Stored records:
----
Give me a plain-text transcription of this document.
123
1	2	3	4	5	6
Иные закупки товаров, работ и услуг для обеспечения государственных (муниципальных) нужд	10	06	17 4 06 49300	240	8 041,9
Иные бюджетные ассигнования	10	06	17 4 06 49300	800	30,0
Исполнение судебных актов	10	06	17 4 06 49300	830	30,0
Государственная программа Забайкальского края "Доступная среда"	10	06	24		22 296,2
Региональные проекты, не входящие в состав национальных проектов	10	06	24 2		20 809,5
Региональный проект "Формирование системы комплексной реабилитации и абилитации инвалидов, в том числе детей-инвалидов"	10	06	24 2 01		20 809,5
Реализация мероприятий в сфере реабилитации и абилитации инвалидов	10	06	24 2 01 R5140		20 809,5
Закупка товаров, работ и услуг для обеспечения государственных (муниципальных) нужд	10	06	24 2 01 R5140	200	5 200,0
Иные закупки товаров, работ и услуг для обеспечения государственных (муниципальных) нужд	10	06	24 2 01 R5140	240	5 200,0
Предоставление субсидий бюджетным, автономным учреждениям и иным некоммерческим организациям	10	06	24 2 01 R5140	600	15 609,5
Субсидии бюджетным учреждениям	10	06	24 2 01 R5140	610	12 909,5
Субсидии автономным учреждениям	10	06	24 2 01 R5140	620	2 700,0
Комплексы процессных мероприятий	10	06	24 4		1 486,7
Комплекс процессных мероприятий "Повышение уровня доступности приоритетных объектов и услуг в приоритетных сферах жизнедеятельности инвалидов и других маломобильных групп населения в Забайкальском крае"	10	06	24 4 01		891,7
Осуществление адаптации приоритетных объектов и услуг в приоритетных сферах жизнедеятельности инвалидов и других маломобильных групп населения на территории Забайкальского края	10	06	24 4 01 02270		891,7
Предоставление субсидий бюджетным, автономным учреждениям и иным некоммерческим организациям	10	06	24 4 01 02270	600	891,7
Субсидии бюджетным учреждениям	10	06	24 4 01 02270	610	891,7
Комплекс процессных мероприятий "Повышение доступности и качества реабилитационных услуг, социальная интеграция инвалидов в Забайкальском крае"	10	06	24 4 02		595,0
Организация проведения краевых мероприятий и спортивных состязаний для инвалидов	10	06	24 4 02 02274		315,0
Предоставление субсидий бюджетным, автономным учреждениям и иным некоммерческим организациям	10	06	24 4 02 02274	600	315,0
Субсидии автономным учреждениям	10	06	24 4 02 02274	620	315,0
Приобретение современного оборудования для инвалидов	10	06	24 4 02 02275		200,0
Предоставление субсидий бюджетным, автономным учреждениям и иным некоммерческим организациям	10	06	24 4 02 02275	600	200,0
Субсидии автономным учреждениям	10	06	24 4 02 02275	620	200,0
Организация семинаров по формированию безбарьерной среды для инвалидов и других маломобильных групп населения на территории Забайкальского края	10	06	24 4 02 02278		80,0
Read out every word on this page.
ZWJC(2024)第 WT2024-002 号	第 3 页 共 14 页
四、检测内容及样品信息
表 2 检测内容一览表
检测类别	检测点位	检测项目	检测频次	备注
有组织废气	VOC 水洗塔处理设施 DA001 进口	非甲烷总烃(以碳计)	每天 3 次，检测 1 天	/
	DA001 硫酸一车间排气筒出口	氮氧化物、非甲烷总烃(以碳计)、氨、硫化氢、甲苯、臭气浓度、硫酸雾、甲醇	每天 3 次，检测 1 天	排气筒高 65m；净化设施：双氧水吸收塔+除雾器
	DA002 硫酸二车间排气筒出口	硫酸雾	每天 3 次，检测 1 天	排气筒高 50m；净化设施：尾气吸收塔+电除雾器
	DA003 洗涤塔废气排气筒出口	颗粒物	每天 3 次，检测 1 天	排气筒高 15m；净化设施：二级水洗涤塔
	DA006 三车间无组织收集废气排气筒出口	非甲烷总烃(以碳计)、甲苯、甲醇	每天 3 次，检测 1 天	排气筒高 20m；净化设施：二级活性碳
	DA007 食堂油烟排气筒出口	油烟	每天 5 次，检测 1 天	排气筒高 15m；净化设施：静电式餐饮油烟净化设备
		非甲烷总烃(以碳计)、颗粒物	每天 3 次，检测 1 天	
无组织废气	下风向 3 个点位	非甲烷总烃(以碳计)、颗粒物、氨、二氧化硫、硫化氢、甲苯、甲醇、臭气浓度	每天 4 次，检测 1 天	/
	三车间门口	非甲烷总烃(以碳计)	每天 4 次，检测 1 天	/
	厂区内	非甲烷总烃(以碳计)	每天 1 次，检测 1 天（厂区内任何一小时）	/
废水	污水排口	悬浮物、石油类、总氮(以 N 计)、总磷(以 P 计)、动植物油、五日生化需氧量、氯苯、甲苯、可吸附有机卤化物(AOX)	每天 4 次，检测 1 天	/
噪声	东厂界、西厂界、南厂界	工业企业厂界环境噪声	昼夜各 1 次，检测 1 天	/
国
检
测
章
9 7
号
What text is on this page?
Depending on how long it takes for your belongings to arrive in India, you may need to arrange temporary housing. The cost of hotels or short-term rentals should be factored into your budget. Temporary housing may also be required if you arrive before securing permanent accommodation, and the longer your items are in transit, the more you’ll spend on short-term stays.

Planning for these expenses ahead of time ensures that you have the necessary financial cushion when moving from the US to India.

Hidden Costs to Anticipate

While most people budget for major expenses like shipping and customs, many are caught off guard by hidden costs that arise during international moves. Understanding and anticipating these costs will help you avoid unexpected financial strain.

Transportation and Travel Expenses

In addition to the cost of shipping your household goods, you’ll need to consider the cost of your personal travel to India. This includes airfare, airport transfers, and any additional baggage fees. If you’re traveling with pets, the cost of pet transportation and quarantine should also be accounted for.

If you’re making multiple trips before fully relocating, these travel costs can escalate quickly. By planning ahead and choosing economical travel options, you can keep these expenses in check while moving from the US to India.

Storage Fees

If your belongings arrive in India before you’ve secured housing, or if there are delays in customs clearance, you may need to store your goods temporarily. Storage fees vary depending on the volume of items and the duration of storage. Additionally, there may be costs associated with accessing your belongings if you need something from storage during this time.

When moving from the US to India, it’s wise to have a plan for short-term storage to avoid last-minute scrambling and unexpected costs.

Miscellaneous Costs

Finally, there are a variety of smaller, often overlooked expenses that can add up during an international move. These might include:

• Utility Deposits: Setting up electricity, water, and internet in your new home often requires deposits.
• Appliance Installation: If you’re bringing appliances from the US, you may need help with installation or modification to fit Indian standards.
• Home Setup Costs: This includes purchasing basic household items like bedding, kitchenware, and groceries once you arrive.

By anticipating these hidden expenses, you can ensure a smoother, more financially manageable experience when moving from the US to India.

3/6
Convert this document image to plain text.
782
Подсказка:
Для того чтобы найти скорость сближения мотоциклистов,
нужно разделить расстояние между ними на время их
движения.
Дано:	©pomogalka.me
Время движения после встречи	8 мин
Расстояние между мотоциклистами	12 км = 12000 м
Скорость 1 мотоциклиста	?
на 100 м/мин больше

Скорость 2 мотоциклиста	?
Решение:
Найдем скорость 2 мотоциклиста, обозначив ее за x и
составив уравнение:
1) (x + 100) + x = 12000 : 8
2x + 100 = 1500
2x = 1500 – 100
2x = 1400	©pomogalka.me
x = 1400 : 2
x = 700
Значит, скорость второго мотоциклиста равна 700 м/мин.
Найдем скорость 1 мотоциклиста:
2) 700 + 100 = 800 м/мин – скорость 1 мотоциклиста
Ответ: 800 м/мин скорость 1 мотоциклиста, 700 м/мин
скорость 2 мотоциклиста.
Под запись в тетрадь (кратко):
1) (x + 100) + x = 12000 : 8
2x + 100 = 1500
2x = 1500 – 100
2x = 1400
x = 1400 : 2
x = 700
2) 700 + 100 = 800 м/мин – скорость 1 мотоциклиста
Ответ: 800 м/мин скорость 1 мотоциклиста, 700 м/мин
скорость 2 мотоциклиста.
----
**EXERCISE INSTRUCTIONS**.
Pull out and copy each line containing the string "your".

**FINISHED TASK**.
Depending on how long it takes for your belongings to arrive in India, you may need to arrange temporary housing. The cost of hotels or short-term rentals should be factored into your budget. Temporary housing may also be required if you arrive before securing permanent accommodation, and the longer your items are in transit, the more you’ll spend on short-term stays.
In addition to the cost of shipping your household goods, you’ll need to consider the cost of your personal travel to India. This includes airfare, airport transfers, and any additional baggage fees. If you’re traveling with pets, the cost of pet transportation and quarantine should also be accounted for.
If your belongings arrive in India before you’ve secured housing, or if there are delays in customs clearance, you may need to store your goods temporarily. Storage fees vary depending on the volume of items and the duration of storage. Additionally, there may be costs associated with accessing your belongings if you need something from storage during this time.
• Utility Deposits: Setting up electricity, water, and internet in your new home often requires deposits.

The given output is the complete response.